§ Task goal: Determine how many lines in the entries below include "dotyczącymi". The reply should be that number and nothing else.

Dataset entries
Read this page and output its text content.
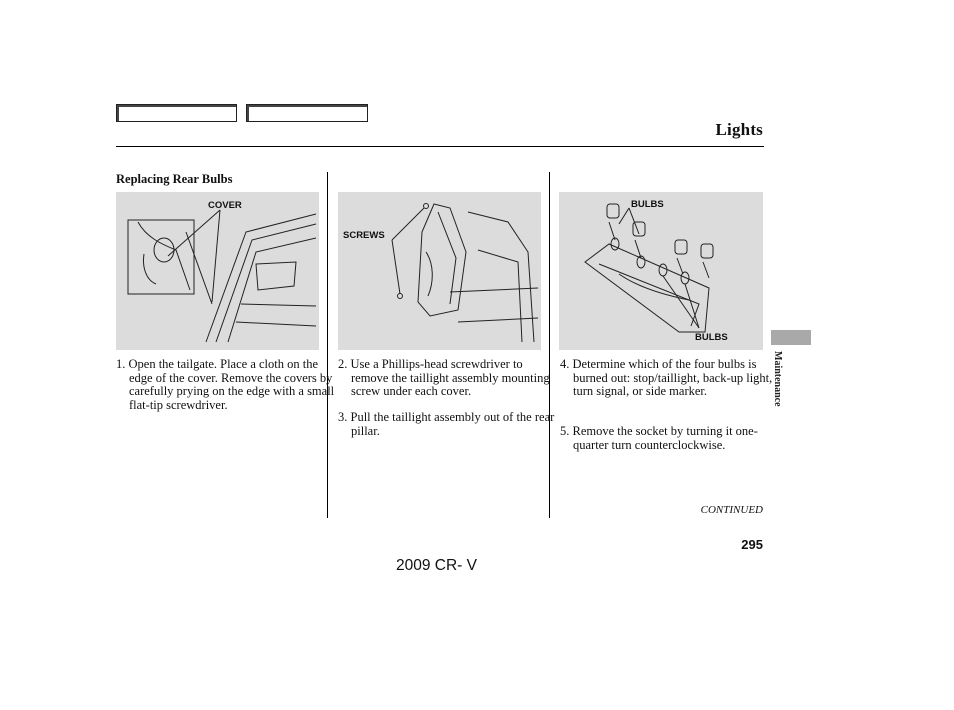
Lights
Replacing Rear Bulbs
COVER
SCREWS
BULBS
BULBS
1. Open the tailgate. Place a cloth on the edge of the cover. Remove the covers by carefully prying on the edge with a small flat-tip screwdriver.
2. Use a Phillips-head screwdriver to remove the taillight assembly mounting screw under each cover.
3. Pull the taillight assembly out of the rear pillar.
4. Determine which of the four bulbs is burned out: stop/taillight, back-up light, turn signal, or side marker.
5. Remove the socket by turning it one-quarter turn counterclockwise.
CONTINUED
295
2009 CR- V
Maintenance
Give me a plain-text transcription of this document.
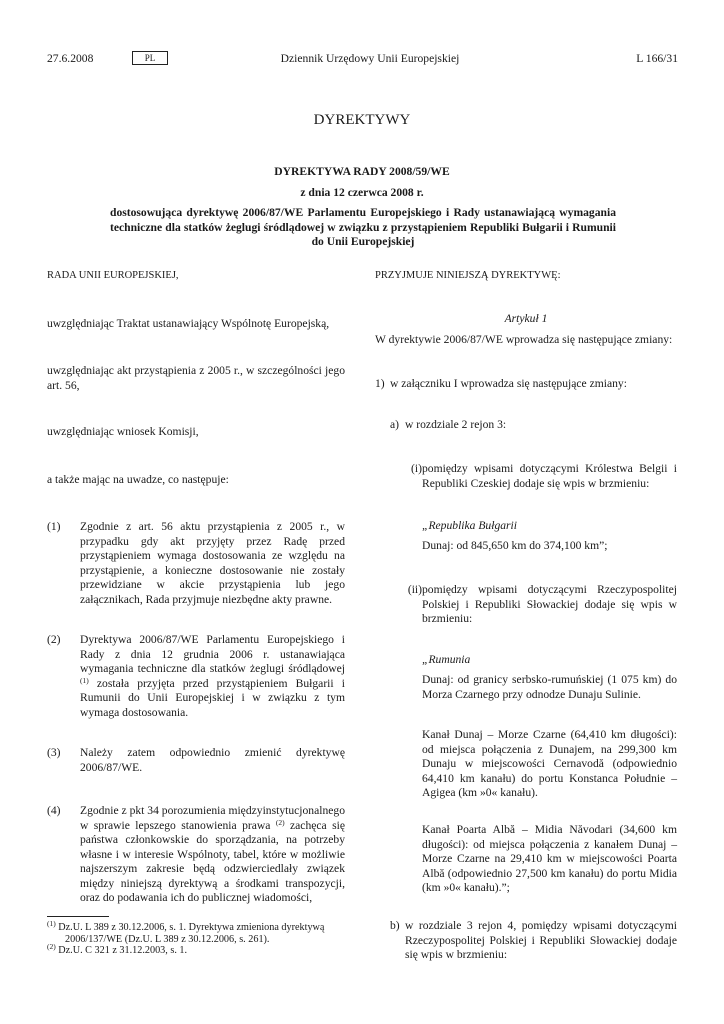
27.6.2008	PL	Dziennik Urzędowy Unii Europejskiej	L 166/31
DYREKTYWY
DYREKTYWA RADY 2008/59/WE
z dnia 12 czerwca 2008 r.
dostosowująca dyrektywę 2006/87/WE Parlamentu Europejskiego i Rady ustanawiającą wymagania techniczne dla statków żeglugi śródlądowej w związku z przystąpieniem Republiki Bułgarii i Rumunii do Unii Europejskiej
RADA UNII EUROPEJSKIEJ,
uwzględniając Traktat ustanawiający Wspólnotę Europejską,
uwzględniając akt przystąpienia z 2005 r., w szczególności jego art. 56,
uwzględniając wniosek Komisji,
a także mając na uwadze, co następuje:
(1)	Zgodnie z art. 56 aktu przystąpienia z 2005 r., w przypadku gdy akt przyjęty przez Radę przed przystąpieniem wymaga dostosowania ze względu na przystąpienie, a konieczne dostosowanie nie zostały przewidziane w akcie przystąpienia lub jego załącznikach, Rada przyjmuje niezbędne akty prawne.
(2)	Dyrektywa 2006/87/WE Parlamentu Europejskiego i Rady z dnia 12 grudnia 2006 r. ustanawiająca wymagania techniczne dla statków żeglugi śródlądowej $^{(1)}$ została przyjęta przed przystąpieniem Bułgarii i Rumunii do Unii Europejskiej i w związku z tym wymaga dostosowania.
(3)	Należy zatem odpowiednio zmienić dyrektywę 2006/87/WE.
(4)	Zgodnie z pkt 34 porozumienia międzyinstytucjonalnego w sprawie lepszego stanowienia prawa $^{(2)}$ zachęca się państwa członkowskie do sporządzania, na potrzeby własne i w interesie Wspólnoty, tabel, które w możliwie najszerszym zakresie będą odzwierciedlały związek między niniejszą dyrektywą a środkami transpozycji, oraz do podawania ich do publicznej wiadomości,
$^{(1)}$ Dz.U. L 389 z 30.12.2006, s. 1. Dyrektywa zmieniona dyrektywą 2006/137/WE (Dz.U. L 389 z 30.12.2006, s. 261).
$^{(2)}$ Dz.U. C 321 z 31.12.2003, s. 1.
PRZYJMUJE NINIEJSZĄ DYREKTYWĘ:
Artykuł 1
W dyrektywie 2006/87/WE wprowadza się następujące zmiany:
1) w załączniku I wprowadza się następujące zmiany:
a) w rozdziale 2 rejon 3:
(i) pomiędzy wpisami dotyczącymi Królestwa Belgii i Republiki Czeskiej dodaje się wpis w brzmieniu:
„Republika Bułgarii
Dunaj: od 845,650 km do 374,100 km”;
(ii) pomiędzy wpisami dotyczącymi Rzeczypospolitej Polskiej i Republiki Słowackiej dodaje się wpis w brzmieniu:
„Rumunia
Dunaj: od granicy serbsko-rumuńskiej (1 075 km) do Morza Czarnego przy odnodze Dunaju Sulinie.
Kanał Dunaj – Morze Czarne (64,410 km długości): od miejsca połączenia z Dunajem, na 299,300 km Dunaju w miejscowości Cernavodă (odpowiednio 64,410 km kanału) do portu Konstanca Południe – Agigea (km »0« kanału).
Kanał Poarta Albă – Midia Năvodari (34,600 km długości): od miejsca połączenia z kanałem Dunaj – Morze Czarne na 29,410 km w miejscowości Poarta Albă (odpowiednio 27,500 km kanału) do portu Midia (km »0« kanału).”;
b) w rozdziale 3 rejon 4, pomiędzy wpisami dotyczącymi Rzeczypospolitej Polskiej i Republiki Słowackiej dodaje się wpis w brzmieniu:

§ Correct result: 3